Where a line contains the word "ಅವಳನ", copy that line.

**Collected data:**
•••

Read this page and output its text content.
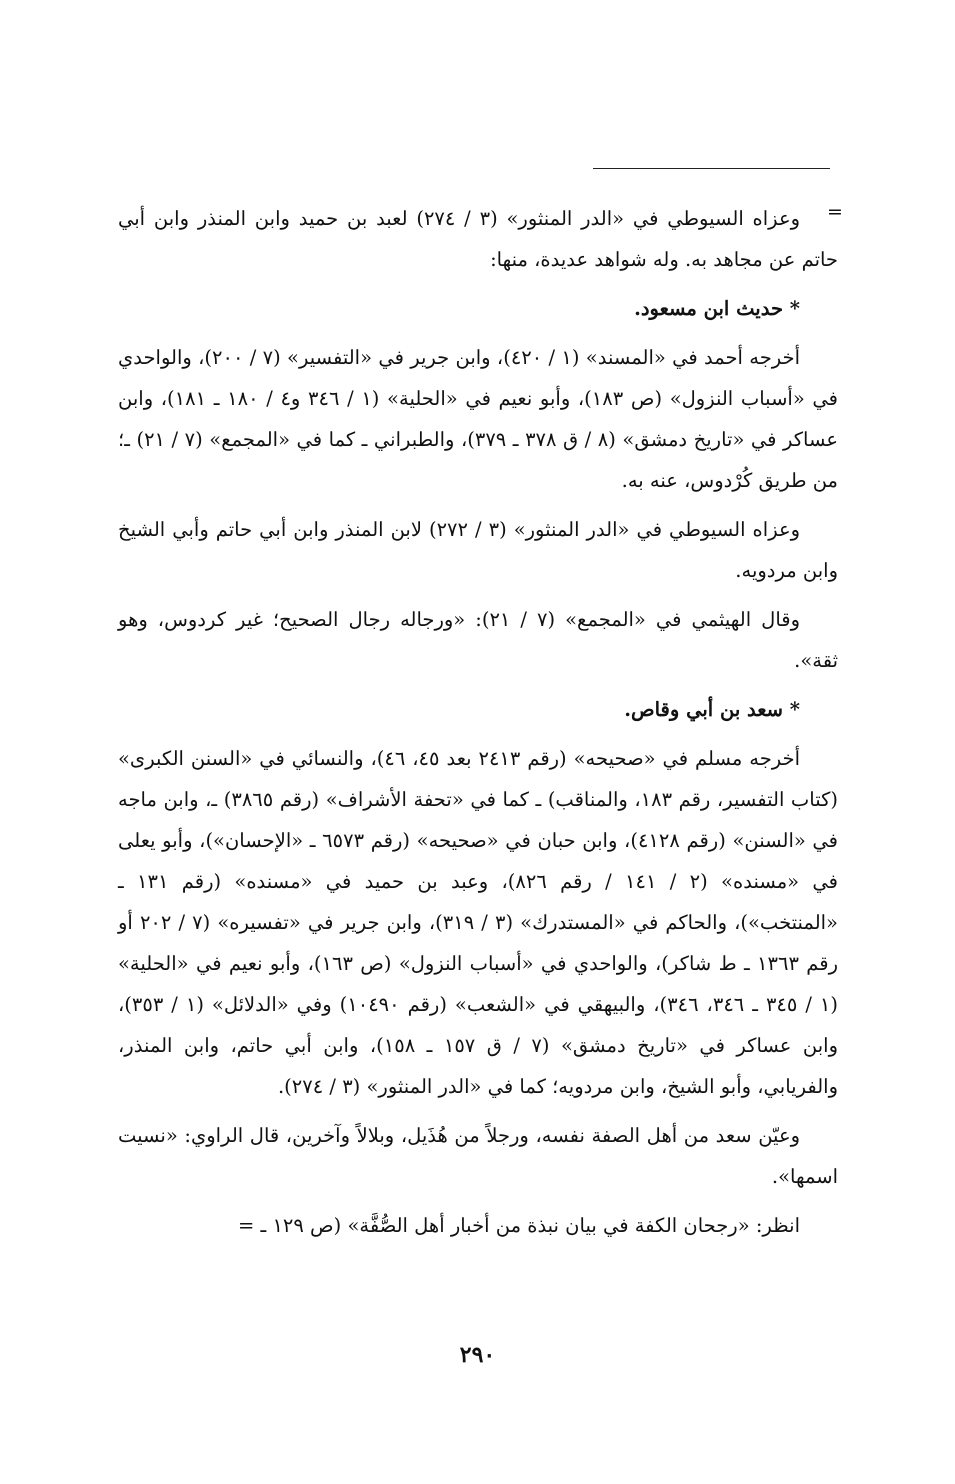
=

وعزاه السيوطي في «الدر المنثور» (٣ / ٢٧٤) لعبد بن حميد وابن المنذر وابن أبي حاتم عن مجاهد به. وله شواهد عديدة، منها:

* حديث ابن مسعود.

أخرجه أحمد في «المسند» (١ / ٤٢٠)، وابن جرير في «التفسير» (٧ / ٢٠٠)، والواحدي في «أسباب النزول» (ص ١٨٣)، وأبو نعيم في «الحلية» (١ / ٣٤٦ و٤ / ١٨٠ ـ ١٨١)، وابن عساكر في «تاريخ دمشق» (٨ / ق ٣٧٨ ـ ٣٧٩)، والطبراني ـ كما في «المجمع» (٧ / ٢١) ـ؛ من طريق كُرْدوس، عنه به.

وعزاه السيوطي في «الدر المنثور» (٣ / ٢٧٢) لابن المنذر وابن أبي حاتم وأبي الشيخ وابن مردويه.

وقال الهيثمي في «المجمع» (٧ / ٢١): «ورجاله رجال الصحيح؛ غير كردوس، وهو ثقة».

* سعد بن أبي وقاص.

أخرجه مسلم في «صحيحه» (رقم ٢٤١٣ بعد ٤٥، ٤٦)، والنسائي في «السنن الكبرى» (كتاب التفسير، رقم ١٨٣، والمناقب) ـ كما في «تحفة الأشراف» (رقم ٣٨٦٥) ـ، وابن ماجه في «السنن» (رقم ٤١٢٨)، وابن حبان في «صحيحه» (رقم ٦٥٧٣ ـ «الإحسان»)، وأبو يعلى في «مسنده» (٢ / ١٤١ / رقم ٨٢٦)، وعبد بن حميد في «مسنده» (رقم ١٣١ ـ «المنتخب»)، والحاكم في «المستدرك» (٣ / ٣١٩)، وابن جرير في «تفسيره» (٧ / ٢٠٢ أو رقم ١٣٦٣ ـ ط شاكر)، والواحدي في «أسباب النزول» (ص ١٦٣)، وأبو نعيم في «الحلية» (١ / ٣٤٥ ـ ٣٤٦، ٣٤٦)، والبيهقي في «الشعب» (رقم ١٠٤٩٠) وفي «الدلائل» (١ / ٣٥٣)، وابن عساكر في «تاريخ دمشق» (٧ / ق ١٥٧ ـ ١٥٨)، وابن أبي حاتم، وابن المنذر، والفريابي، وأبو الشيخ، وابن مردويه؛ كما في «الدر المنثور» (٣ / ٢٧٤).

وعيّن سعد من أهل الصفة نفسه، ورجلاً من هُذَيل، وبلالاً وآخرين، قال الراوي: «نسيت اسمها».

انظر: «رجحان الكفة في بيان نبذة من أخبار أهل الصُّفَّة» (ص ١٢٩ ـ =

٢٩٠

•••

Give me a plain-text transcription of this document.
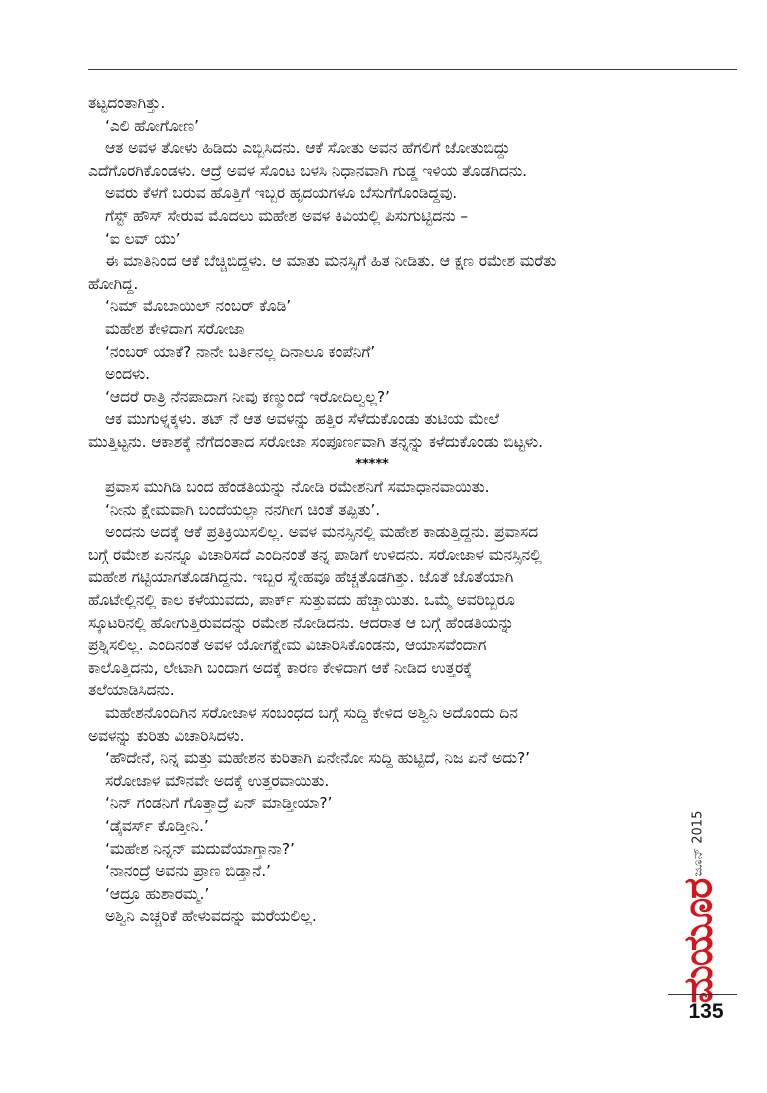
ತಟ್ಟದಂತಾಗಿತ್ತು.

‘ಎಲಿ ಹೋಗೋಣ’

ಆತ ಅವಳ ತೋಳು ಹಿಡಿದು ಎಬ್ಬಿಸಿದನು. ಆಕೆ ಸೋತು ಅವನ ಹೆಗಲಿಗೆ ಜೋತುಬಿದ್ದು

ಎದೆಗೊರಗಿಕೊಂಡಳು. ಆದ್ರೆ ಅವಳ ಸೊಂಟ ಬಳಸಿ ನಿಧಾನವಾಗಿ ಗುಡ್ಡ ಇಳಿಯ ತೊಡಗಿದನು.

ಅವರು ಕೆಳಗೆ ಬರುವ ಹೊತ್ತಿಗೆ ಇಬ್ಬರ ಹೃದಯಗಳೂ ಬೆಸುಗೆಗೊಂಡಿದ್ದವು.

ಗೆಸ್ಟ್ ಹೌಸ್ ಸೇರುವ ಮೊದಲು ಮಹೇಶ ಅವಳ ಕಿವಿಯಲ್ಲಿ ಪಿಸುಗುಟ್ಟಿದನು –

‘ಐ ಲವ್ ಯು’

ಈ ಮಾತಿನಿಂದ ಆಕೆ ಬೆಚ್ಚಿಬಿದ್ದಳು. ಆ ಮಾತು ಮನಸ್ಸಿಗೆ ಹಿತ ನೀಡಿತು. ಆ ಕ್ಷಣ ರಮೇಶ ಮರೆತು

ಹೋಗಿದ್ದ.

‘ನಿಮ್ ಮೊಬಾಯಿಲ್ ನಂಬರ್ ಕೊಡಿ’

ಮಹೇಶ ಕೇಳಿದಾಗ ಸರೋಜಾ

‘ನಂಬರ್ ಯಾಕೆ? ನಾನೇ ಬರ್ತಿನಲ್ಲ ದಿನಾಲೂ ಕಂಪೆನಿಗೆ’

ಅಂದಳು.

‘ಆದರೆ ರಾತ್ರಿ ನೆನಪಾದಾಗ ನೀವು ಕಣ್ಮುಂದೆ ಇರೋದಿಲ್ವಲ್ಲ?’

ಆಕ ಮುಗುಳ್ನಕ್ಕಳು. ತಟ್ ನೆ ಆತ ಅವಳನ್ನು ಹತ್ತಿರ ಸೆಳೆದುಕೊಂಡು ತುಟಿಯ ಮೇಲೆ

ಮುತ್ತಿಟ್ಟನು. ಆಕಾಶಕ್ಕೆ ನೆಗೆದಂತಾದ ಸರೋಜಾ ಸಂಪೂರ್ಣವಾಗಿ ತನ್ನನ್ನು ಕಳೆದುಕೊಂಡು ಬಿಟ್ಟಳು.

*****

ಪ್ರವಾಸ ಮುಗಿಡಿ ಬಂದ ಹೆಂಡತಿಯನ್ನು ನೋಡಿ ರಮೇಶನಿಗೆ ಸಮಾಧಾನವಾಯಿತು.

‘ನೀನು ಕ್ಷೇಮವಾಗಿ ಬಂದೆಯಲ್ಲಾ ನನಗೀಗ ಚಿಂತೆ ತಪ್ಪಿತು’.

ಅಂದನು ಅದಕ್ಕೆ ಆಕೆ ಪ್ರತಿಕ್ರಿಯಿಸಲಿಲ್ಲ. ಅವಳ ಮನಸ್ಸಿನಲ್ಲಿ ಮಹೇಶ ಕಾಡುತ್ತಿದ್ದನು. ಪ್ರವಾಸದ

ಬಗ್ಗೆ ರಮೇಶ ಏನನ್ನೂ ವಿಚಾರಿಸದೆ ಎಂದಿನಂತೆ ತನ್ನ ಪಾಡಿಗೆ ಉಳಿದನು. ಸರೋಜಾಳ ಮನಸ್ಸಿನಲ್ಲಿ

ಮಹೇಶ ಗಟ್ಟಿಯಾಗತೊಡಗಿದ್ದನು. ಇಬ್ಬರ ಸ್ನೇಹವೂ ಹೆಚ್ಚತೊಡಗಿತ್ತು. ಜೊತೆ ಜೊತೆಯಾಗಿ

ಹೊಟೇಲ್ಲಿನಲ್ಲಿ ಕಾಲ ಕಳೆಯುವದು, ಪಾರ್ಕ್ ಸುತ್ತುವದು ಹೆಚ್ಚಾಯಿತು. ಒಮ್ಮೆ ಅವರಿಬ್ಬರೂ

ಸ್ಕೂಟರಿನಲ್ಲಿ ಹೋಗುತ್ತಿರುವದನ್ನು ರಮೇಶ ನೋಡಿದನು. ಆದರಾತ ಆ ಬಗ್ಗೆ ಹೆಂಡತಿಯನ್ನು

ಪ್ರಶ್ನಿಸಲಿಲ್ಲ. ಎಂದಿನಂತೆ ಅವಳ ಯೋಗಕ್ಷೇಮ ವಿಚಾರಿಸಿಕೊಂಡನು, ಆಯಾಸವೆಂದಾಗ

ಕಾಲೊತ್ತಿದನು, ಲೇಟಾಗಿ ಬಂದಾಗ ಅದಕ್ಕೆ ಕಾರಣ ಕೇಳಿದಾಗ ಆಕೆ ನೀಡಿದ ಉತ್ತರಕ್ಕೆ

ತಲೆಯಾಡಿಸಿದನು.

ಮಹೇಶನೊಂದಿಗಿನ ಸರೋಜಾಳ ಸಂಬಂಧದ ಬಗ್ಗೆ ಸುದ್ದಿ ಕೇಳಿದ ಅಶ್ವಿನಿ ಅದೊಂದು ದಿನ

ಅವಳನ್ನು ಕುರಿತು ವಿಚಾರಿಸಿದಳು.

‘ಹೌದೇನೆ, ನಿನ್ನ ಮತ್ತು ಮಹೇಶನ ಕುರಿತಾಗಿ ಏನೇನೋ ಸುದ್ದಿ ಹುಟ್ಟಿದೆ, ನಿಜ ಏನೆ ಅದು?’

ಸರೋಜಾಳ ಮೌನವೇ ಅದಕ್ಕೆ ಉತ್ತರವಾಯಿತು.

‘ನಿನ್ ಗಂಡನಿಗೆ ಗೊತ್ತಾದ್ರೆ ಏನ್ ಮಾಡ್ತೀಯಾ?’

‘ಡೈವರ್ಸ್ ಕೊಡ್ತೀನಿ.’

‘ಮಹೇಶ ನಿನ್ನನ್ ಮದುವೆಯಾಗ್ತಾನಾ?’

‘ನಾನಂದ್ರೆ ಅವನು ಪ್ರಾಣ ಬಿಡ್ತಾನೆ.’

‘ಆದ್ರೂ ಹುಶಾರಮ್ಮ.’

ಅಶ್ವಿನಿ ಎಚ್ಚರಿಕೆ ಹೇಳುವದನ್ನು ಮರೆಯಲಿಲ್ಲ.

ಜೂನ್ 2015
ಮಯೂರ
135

•••

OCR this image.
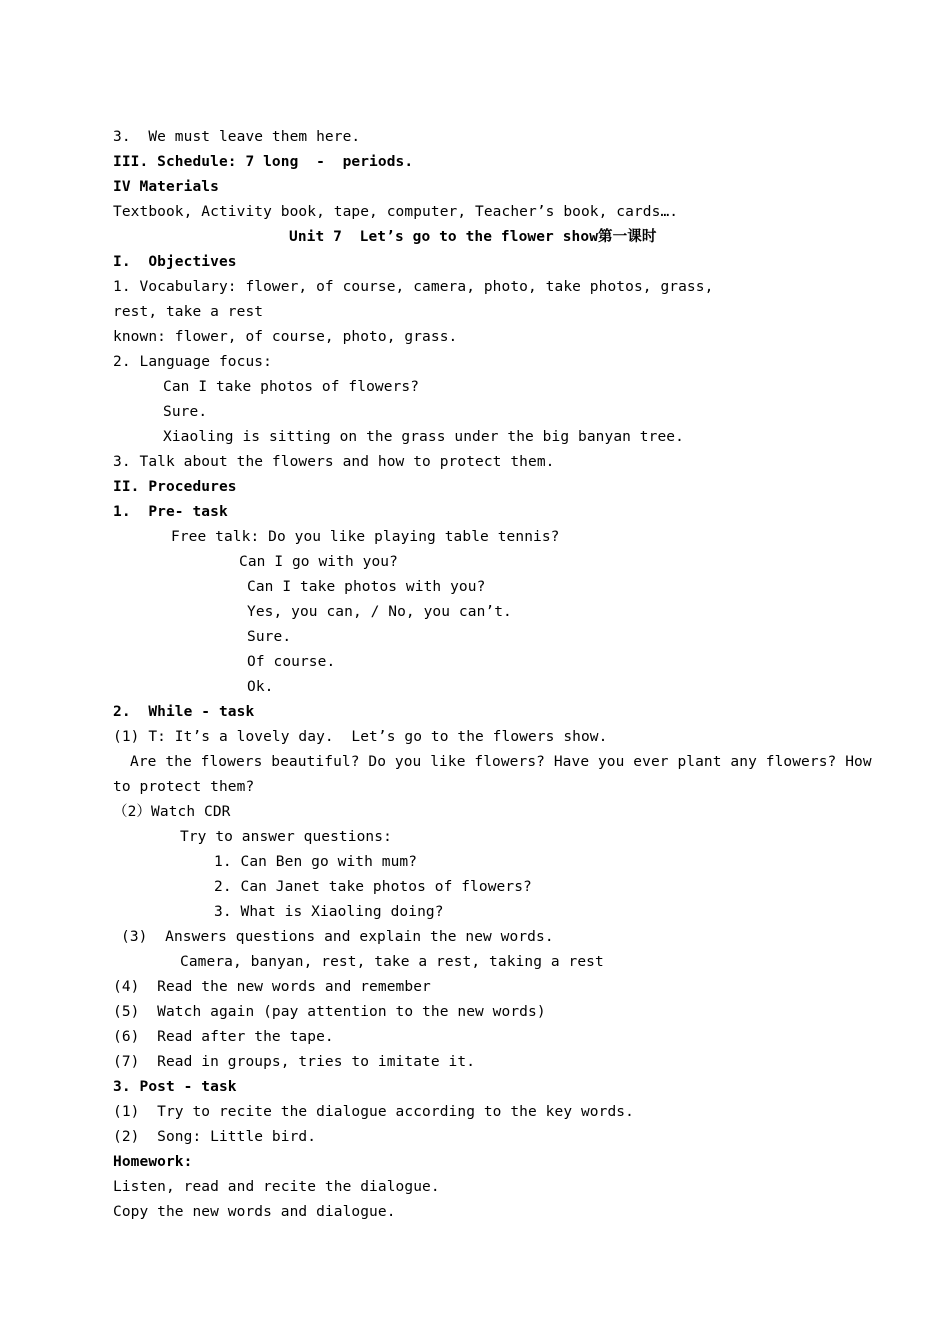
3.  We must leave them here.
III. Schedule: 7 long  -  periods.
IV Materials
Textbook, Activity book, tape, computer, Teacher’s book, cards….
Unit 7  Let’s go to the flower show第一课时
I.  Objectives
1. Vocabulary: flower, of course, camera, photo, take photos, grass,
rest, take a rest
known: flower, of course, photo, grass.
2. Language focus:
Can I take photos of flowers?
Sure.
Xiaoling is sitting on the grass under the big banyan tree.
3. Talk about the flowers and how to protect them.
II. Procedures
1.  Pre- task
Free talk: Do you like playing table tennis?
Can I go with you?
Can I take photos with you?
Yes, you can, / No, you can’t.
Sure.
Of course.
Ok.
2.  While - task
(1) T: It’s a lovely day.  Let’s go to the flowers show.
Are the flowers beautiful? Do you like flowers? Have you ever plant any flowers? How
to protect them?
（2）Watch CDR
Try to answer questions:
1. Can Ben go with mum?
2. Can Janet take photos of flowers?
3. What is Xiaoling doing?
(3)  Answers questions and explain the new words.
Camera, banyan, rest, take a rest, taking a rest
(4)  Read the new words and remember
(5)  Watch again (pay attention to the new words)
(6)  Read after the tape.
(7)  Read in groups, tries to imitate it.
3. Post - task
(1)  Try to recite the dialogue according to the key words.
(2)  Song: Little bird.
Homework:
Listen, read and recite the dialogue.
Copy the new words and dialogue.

•••

**RESPONSE TO THE EXERCISE:**
ಆಕ ಮುಗುಳ್ನಕ್ಕಳು. ತಟ್ ನೆ ಆತ ಅವಳನ್ನು ಹತ್ತಿರ ಸೆಳೆದುಕೊಂಡು ತುಟಿಯ ಮೇಲೆ
ಅವಳನ್ನು ಕುರಿತು ವಿಚಾರಿಸಿದಳು.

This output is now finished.